### Stated problem
Copy exactly, and only, the lines from the line containing "Convert this document image to plain text." through the last line of the records below, both included.

### Records provided
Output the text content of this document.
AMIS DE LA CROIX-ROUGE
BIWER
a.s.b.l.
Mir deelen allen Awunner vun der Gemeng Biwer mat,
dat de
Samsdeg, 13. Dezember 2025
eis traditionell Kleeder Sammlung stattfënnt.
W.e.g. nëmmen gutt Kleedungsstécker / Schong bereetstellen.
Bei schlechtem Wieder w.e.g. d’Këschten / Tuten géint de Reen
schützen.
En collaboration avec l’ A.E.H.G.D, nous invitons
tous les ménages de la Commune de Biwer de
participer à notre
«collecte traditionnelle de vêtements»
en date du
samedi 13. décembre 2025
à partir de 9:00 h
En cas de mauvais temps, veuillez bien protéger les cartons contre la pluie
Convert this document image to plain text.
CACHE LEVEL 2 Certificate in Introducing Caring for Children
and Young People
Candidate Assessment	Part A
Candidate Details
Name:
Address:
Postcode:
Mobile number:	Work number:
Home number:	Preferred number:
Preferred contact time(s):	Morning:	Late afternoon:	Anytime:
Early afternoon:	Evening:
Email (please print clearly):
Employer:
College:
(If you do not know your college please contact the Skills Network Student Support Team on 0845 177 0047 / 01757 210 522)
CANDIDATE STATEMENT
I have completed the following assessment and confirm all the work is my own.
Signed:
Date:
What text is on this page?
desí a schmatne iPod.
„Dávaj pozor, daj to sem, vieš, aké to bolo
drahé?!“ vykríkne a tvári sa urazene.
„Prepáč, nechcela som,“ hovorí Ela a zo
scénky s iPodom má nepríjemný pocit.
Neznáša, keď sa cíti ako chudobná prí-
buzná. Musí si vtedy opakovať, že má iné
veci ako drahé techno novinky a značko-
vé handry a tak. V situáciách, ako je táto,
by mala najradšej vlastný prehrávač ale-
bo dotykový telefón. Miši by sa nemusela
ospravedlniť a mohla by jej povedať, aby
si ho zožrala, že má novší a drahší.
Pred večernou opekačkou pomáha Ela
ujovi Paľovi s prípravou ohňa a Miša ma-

### Result below
Convert this document image to plain text.
CACHE LEVEL 2 Certificate in Introducing Caring for Children
and Young People
Candidate Assessment	Part A
Candidate Details
Name:
Address:
Postcode:
Mobile number:	Work number:
Home number:	Preferred number:
Preferred contact time(s):	Morning:	Late afternoon:	Anytime:
Early afternoon:	Evening:
Email (please print clearly):
Employer:
College:
(If you do not know your college please contact the Skills Network Student Support Team on 0845 177 0047 / 01757 210 522)
CANDIDATE STATEMENT
I have completed the following assessment and confirm all the work is my own.
Signed:
Date:
What text is on this page?
desí a schmatne iPod.
„Dávaj pozor, daj to sem, vieš, aké to bolo
drahé?!“ vykríkne a tvári sa urazene.
„Prepáč, nechcela som,“ hovorí Ela a zo
scénky s iPodom má nepríjemný pocit.
Neznáša, keď sa cíti ako chudobná prí-
buzná. Musí si vtedy opakovať, že má iné
veci ako drahé techno novinky a značko-
vé handry a tak. V situáciách, ako je táto,
by mala najradšej vlastný prehrávač ale-
bo dotykový telefón. Miši by sa nemusela
ospravedlniť a mohla by jej povedať, aby
si ho zožrala, že má novší a drahší.
Pred večernou opekačkou pomáha Ela
ujovi Paľovi s prípravou ohňa a Miša ma-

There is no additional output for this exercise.